_Records provided_

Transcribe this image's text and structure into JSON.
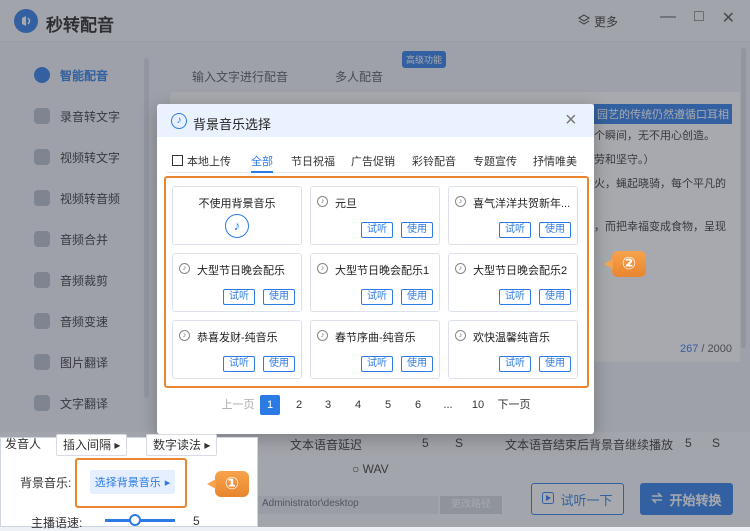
{
  "app": {
    "title": "秒转配音",
    "more": "更多"
  },
  "sidebar": {
    "items": [
      {
        "label": "智能配音",
        "active": true
      },
      {
        "label": "录音转文字"
      },
      {
        "label": "视频转文字"
      },
      {
        "label": "视频转音频"
      },
      {
        "label": "音频合并"
      },
      {
        "label": "音频裁剪"
      },
      {
        "label": "音频变速"
      },
      {
        "label": "图片翻译"
      },
      {
        "label": "文字翻译"
      }
    ]
  },
  "tabs": {
    "input_text": "输入文字进行配音",
    "multi": "多人配音",
    "badge": "高级功能"
  },
  "editor": {
    "highlight": "园艺的传统仍然遵循口耳相",
    "snip1": "个瞬间，无不用心创造。",
    "snip2": "劳和坚守。）",
    "snip3": "火，蝇起晓骑，每个平凡的",
    "snip4": "，而把幸福变成食物，呈现",
    "counter_current": "267",
    "counter_total": "/ 2000"
  },
  "bottom": {
    "insert_pause": "插入间隔",
    "number_read": "数字读法",
    "send_person": "发音人",
    "text_delay": "文本语音延迟",
    "delay_value": "5",
    "unit_s": "S",
    "bgm_continue": "文本语音结束后背景音继续播放",
    "continue_value": "5",
    "wav": "WAV",
    "speed_label": "主播语速:",
    "speed_value": "5",
    "path": "Administrator\\desktop",
    "change_path": "更改路径",
    "try_btn": "试听一下",
    "start_btn": "开始转换",
    "bgm_label": "背景音乐:",
    "bgm_select": "选择背景音乐",
    "speed_value2": "5"
  },
  "callouts": {
    "one": "①",
    "two": "②"
  },
  "modal": {
    "title": "背景音乐选择",
    "categories": [
      "本地上传",
      "全部",
      "节日祝福",
      "广告促销",
      "彩铃配音",
      "专题宣传",
      "抒情唯美"
    ],
    "active_category": "全部",
    "no_bgm": "不使用背景音乐",
    "listen": "试听",
    "use": "使用",
    "cards": [
      {
        "title": "元旦"
      },
      {
        "title": "喜气洋洋共贺新年..."
      },
      {
        "title": "大型节日晚会配乐"
      },
      {
        "title": "大型节日晚会配乐1"
      },
      {
        "title": "大型节日晚会配乐2"
      },
      {
        "title": "恭喜发财-纯音乐"
      },
      {
        "title": "春节序曲-纯音乐"
      },
      {
        "title": "欢快温馨纯音乐"
      }
    ],
    "pager": {
      "prev": "上一页",
      "pages": [
        "1",
        "2",
        "3",
        "4",
        "5",
        "6",
        "...",
        "10"
      ],
      "next": "下一页",
      "current": "1"
    }
  },
  "colors": {
    "accent": "#2c7be5",
    "callout": "#e9852f"
  }
}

_Work to complete_
Quote every entry exactly, with the pictures omitted.

_Reply_
Transcribe this image's text and structure into JSON.
{
  "app": {
    "title": "秒转配音",
    "more": "更多"
  },
  "sidebar": {
    "items": [
      {
        "label": "智能配音",
        "active": true
      },
      {
        "label": "录音转文字"
      },
      {
        "label": "视频转文字"
      },
      {
        "label": "视频转音频"
      },
      {
        "label": "音频合并"
      },
      {
        "label": "音频裁剪"
      },
      {
        "label": "音频变速"
      },
      {
        "label": "图片翻译"
      },
      {
        "label": "文字翻译"
      }
    ]
  },
  "tabs": {
    "input_text": "输入文字进行配音",
    "multi": "多人配音",
    "badge": "高级功能"
  },
  "editor": {
    "highlight": "园艺的传统仍然遵循口耳相",
    "snip1": "个瞬间，无不用心创造。",
    "snip2": "劳和坚守。）",
    "snip3": "火，蝇起晓骑，每个平凡的",
    "snip4": "，而把幸福变成食物，呈现",
    "counter_current": "267",
    "counter_total": "/ 2000"
  },
  "bottom": {
    "insert_pause": "插入间隔",
    "number_read": "数字读法",
    "send_person": "发音人",
    "text_delay": "文本语音延迟",
    "delay_value": "5",
    "unit_s": "S",
    "bgm_continue": "文本语音结束后背景音继续播放",
    "continue_value": "5",
    "wav": "WAV",
    "speed_label": "主播语速:",
    "speed_value": "5",
    "path": "Administrator\\desktop",
    "change_path": "更改路径",
    "try_btn": "试听一下",
    "start_btn": "开始转换",
    "bgm_label": "背景音乐:",
    "bgm_select": "选择背景音乐",
    "speed_value2": "5"
  },
  "callouts": {
    "one": "①",
    "two": "②"
  },
  "modal": {
    "title": "背景音乐选择",
    "categories": [
      "本地上传",
      "全部",
      "节日祝福",
      "广告促销",
      "彩铃配音",
      "专题宣传",
      "抒情唯美"
    ],
    "active_category": "全部",
    "no_bgm": "不使用背景音乐",
    "listen": "试听",
    "use": "使用",
    "cards": [
      {
        "title": "元旦"
      },
      {
        "title": "喜气洋洋共贺新年..."
      },
      {
        "title": "大型节日晚会配乐"
      },
      {
        "title": "大型节日晚会配乐1"
      },
      {
        "title": "大型节日晚会配乐2"
      },
      {
        "title": "恭喜发财-纯音乐"
      },
      {
        "title": "春节序曲-纯音乐"
      },
      {
        "title": "欢快温馨纯音乐"
      }
    ],
    "pager": {
      "prev": "上一页",
      "pages": [
        "1",
        "2",
        "3",
        "4",
        "5",
        "6",
        "...",
        "10"
      ],
      "next": "下一页",
      "current": "1"
    }
  },
  "colors": {
    "accent": "#2c7be5",
    "callout": "#e9852f"
  }
}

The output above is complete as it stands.